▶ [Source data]
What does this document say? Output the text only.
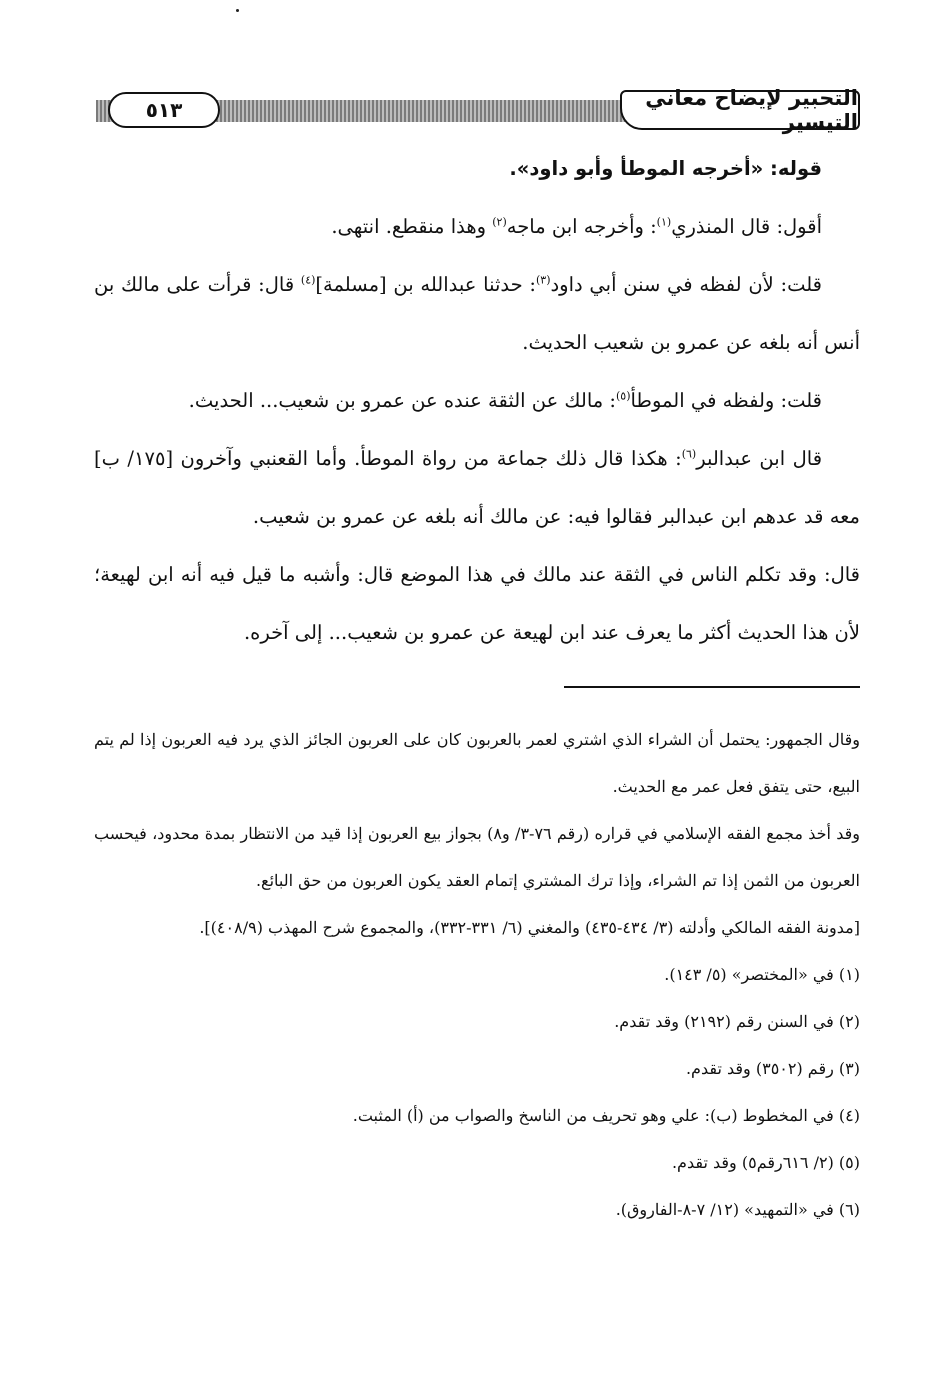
٥١٣	التحبير لإيضاح معاني التيسير

قوله: «أخرجه الموطأ وأبو داود».

أقول: قال المنذري$^{(١)}$: وأخرجه ابن ماجه$^{(٢)}$ وهذا منقطع. انتهى.

قلت: لأن لفظه في سنن أبي داود$^{(٣)}$: حدثنا عبدالله بن [مسلمة]$^{(٤)}$ قال: قرأت على مالك بن أنس أنه بلغه عن عمرو بن شعيب الحديث.

قلت: ولفظه في الموطأ$^{(٥)}$: مالك عن الثقة عنده عن عمرو بن شعيب... الحديث.

قال ابن عبدالبر$^{(٦)}$: هكذا قال ذلك جماعة من رواة الموطأ. وأما القعنبي وآخرون [١٧٥/ ب] معه قد عدهم ابن عبدالبر فقالوا فيه: عن مالك أنه بلغه عن عمرو بن شعيب.

قال: وقد تكلم الناس في الثقة عند مالك في هذا الموضع قال: وأشبه ما قيل فيه أنه ابن لهيعة؛ لأن هذا الحديث أكثر ما يعرف عند ابن لهيعة عن عمرو بن شعيب... إلى آخره.

وقال الجمهور: يحتمل أن الشراء الذي اشتري لعمر بالعربون كان على العربون الجائز الذي يرد فيه العربون إذا لم يتم البيع، حتى يتفق فعل عمر مع الحديث.

وقد أخذ مجمع الفقه الإسلامي في قراره (رقم ٧٦-٣/ و٨) بجواز بيع العربون إذا قيد من الانتظار بمدة محدود، فيحسب العربون من الثمن إذا تم الشراء، وإذا ترك المشتري إتمام العقد يكون العربون من حق البائع.

[مدونة الفقه المالكي وأدلته (٣/ ٤٣٤-٤٣٥) والمغني (٦/ ٣٣١-٣٣٢)، والمجموع شرح المهذب (٤٠٨/٩)].

(١) في «المختصر» (٥/ ١٤٣).

(٢) في السنن رقم (٢١٩٢) وقد تقدم.

(٣) رقم (٣٥٠٢) وقد تقدم.

(٤) في المخطوط (ب): علي وهو تحريف من الناسخ والصواب من (أ) المثبت.

(٥) (٢/ ٦١٦رقم٥) وقد تقدم.

(٦) في «التمهيد» (١٢/ ٧-٨-الفاروق).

▶ [What you will do] Every line is to be duplicated exactly, though pictures stay out.

▶ [Solution for this task]
What does this document say? Output the text only.
٥١٣	التحبير لإيضاح معاني التيسير

قوله: «أخرجه الموطأ وأبو داود».

أقول: قال المنذري$^{(١)}$: وأخرجه ابن ماجه$^{(٢)}$ وهذا منقطع. انتهى.

قلت: لأن لفظه في سنن أبي داود$^{(٣)}$: حدثنا عبدالله بن [مسلمة]$^{(٤)}$ قال: قرأت على مالك بن أنس أنه بلغه عن عمرو بن شعيب الحديث.

قلت: ولفظه في الموطأ$^{(٥)}$: مالك عن الثقة عنده عن عمرو بن شعيب... الحديث.

قال ابن عبدالبر$^{(٦)}$: هكذا قال ذلك جماعة من رواة الموطأ. وأما القعنبي وآخرون [١٧٥/ ب] معه قد عدهم ابن عبدالبر فقالوا فيه: عن مالك أنه بلغه عن عمرو بن شعيب.

قال: وقد تكلم الناس في الثقة عند مالك في هذا الموضع قال: وأشبه ما قيل فيه أنه ابن لهيعة؛ لأن هذا الحديث أكثر ما يعرف عند ابن لهيعة عن عمرو بن شعيب... إلى آخره.

وقال الجمهور: يحتمل أن الشراء الذي اشتري لعمر بالعربون كان على العربون الجائز الذي يرد فيه العربون إذا لم يتم البيع، حتى يتفق فعل عمر مع الحديث.

وقد أخذ مجمع الفقه الإسلامي في قراره (رقم ٧٦-٣/ و٨) بجواز بيع العربون إذا قيد من الانتظار بمدة محدود، فيحسب العربون من الثمن إذا تم الشراء، وإذا ترك المشتري إتمام العقد يكون العربون من حق البائع.

[مدونة الفقه المالكي وأدلته (٣/ ٤٣٤-٤٣٥) والمغني (٦/ ٣٣١-٣٣٢)، والمجموع شرح المهذب (٤٠٨/٩)].

(١) في «المختصر» (٥/ ١٤٣).

(٢) في السنن رقم (٢١٩٢) وقد تقدم.

(٣) رقم (٣٥٠٢) وقد تقدم.

(٤) في المخطوط (ب): علي وهو تحريف من الناسخ والصواب من (أ) المثبت.

(٥) (٢/ ٦١٦رقم٥) وقد تقدم.

(٦) في «التمهيد» (١٢/ ٧-٨-الفاروق).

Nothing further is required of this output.